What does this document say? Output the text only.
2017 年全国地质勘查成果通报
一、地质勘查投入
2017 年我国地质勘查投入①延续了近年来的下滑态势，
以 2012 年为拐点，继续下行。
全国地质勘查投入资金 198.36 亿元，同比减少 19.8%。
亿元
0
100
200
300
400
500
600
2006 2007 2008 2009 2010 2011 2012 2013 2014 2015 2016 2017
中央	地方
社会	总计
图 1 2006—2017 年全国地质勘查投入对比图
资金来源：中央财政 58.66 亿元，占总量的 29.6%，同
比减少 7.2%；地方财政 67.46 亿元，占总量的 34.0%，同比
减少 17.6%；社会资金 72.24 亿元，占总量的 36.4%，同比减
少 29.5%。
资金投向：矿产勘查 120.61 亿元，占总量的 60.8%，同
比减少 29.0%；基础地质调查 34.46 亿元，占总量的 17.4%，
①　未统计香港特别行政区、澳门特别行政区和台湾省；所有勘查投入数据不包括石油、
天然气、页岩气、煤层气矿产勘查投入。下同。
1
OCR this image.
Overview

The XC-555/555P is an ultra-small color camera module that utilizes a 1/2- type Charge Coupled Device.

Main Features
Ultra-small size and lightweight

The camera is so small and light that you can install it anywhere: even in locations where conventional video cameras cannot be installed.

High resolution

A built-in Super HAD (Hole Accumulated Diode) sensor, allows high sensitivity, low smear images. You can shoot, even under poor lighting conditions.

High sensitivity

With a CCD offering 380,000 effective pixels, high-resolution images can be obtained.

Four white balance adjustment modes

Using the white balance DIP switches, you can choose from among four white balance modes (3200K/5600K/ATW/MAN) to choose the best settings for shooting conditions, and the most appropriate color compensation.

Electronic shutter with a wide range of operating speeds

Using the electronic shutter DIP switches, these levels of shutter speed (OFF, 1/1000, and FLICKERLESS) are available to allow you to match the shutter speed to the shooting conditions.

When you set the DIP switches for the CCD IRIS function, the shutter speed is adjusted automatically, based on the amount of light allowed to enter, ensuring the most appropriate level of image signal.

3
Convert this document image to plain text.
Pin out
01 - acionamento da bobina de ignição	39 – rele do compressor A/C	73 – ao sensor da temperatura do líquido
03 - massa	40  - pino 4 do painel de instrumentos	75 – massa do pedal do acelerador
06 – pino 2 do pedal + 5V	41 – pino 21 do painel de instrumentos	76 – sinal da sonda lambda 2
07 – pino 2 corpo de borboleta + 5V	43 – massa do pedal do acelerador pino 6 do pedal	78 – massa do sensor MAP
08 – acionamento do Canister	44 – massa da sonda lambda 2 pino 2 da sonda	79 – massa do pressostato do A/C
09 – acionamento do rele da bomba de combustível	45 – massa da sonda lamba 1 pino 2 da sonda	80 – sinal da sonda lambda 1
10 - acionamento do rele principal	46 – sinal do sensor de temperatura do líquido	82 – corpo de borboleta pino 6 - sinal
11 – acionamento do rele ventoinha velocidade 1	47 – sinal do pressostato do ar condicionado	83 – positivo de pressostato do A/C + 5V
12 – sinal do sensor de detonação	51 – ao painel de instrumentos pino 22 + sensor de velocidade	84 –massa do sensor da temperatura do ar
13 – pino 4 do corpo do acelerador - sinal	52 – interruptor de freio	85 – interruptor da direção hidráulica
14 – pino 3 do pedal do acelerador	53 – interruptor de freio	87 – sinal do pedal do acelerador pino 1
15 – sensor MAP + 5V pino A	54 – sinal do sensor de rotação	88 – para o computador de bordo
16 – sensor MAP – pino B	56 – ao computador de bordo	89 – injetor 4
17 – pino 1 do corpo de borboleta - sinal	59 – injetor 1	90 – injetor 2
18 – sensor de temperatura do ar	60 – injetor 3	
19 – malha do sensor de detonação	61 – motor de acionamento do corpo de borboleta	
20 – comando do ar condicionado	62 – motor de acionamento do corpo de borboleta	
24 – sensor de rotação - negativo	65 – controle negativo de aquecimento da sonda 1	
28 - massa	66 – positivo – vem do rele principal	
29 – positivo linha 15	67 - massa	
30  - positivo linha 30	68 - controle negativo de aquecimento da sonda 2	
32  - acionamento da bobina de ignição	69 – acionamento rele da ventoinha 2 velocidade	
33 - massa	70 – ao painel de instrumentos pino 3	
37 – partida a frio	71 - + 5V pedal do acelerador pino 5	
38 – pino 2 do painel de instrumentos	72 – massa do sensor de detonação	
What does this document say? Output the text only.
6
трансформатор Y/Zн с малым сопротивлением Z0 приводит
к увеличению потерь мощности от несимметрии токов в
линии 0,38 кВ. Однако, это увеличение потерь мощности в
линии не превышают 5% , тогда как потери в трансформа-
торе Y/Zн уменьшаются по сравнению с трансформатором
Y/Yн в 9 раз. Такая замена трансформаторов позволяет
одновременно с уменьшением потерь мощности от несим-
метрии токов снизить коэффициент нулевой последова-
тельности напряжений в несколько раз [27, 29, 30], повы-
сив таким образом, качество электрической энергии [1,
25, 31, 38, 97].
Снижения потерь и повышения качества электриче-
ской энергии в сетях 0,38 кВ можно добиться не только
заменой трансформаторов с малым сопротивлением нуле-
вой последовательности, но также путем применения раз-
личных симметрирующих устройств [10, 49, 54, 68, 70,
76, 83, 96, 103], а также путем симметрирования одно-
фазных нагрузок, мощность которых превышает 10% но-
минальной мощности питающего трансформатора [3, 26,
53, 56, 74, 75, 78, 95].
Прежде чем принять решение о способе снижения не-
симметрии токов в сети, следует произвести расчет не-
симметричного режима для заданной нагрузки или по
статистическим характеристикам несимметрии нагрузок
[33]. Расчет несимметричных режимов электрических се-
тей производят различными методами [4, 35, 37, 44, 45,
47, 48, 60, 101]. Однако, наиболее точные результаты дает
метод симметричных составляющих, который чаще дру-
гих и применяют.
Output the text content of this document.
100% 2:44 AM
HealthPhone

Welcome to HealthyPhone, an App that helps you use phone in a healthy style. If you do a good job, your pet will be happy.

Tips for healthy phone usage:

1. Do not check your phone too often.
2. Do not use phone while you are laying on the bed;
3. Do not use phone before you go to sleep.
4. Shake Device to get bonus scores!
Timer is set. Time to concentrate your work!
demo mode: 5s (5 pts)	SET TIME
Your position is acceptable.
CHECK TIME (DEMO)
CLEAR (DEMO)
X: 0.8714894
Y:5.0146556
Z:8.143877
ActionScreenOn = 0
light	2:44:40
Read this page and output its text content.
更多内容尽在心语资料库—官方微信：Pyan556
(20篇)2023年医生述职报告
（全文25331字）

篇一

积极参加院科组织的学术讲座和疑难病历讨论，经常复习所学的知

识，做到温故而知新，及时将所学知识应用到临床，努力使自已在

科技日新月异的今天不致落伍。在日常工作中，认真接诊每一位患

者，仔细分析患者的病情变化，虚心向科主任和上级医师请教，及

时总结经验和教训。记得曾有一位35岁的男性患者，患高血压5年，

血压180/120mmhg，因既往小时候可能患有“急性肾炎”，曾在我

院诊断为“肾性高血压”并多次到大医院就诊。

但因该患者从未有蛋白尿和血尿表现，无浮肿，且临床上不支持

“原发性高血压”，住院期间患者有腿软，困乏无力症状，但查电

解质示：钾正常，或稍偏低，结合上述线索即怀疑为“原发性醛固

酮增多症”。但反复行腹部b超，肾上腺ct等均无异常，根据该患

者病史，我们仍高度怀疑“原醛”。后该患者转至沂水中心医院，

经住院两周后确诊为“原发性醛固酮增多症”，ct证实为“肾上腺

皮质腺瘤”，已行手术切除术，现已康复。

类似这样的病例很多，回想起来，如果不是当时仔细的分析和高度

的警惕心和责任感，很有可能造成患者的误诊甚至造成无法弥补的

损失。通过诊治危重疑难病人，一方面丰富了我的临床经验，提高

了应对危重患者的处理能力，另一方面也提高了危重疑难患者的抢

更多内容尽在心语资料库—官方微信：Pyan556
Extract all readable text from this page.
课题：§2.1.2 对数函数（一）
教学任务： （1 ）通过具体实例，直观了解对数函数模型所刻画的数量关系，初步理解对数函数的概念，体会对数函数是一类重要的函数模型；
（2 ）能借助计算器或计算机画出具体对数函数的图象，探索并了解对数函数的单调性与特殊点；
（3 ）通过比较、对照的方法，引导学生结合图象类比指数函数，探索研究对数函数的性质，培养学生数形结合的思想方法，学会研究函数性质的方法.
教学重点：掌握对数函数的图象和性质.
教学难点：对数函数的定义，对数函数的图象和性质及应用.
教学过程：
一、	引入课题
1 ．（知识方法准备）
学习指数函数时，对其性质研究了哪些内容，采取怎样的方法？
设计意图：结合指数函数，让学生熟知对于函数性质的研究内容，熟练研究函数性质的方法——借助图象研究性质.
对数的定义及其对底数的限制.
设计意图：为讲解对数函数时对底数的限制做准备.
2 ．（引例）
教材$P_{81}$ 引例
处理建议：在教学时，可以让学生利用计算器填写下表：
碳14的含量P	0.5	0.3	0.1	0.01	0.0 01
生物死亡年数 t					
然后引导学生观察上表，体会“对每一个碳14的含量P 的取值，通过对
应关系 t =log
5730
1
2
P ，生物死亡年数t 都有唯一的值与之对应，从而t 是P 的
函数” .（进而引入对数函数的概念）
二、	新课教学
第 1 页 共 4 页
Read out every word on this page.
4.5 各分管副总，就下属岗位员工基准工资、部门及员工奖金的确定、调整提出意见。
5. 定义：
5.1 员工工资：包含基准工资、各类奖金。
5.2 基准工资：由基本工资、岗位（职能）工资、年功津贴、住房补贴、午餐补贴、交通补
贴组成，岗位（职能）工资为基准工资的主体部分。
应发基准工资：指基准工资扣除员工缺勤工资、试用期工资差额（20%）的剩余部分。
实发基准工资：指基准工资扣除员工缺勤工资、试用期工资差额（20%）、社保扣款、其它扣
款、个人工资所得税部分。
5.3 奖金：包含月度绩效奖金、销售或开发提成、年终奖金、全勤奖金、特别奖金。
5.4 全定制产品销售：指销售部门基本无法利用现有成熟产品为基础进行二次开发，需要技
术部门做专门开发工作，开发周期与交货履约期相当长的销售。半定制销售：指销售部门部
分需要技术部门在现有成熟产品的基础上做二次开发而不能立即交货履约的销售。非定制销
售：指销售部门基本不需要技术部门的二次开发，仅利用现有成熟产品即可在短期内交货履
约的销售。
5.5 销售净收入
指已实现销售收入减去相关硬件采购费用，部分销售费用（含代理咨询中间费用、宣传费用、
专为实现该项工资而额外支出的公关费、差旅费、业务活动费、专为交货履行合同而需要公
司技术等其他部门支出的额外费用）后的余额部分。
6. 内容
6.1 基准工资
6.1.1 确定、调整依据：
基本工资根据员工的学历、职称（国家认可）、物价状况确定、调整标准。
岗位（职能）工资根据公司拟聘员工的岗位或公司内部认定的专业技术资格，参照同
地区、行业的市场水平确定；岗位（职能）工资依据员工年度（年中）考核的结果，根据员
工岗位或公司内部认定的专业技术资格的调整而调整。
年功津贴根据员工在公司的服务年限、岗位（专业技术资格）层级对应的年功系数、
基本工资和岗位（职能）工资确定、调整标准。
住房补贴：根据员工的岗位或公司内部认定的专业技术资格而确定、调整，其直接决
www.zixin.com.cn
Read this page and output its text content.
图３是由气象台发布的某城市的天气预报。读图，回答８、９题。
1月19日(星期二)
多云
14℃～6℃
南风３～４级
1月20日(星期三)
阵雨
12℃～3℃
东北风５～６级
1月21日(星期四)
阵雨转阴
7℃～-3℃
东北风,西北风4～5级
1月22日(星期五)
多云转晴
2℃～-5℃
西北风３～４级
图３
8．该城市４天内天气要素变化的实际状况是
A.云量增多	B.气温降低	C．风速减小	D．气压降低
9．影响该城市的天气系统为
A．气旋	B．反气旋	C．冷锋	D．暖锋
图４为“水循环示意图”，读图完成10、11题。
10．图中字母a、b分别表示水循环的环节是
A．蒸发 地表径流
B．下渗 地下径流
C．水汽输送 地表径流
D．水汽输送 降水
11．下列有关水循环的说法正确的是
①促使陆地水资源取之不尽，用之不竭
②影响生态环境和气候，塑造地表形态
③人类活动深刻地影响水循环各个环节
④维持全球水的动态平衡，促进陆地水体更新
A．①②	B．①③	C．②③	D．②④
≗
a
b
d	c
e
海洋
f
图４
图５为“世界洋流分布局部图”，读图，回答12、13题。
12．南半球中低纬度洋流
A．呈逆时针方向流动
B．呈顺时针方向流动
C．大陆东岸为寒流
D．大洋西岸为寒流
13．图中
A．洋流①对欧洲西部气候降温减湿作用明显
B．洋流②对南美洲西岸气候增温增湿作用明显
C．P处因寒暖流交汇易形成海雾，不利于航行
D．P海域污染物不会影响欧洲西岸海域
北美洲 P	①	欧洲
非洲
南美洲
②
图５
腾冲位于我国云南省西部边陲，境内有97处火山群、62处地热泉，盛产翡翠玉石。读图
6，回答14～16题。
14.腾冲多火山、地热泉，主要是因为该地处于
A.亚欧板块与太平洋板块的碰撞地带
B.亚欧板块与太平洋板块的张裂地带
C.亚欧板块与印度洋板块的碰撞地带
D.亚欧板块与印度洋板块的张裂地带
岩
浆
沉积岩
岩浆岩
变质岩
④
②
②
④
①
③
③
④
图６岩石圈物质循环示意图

* [Exercise details] Copy every line from the entries that contains the word "principal".

* [Response to the task]
10 - acionamento do rele principal	46 – sinal do sensor de temperatura do líquido	82 – corpo de borboleta pino 6 - sinal
28 - massa	66 – positivo – vem do rele principal	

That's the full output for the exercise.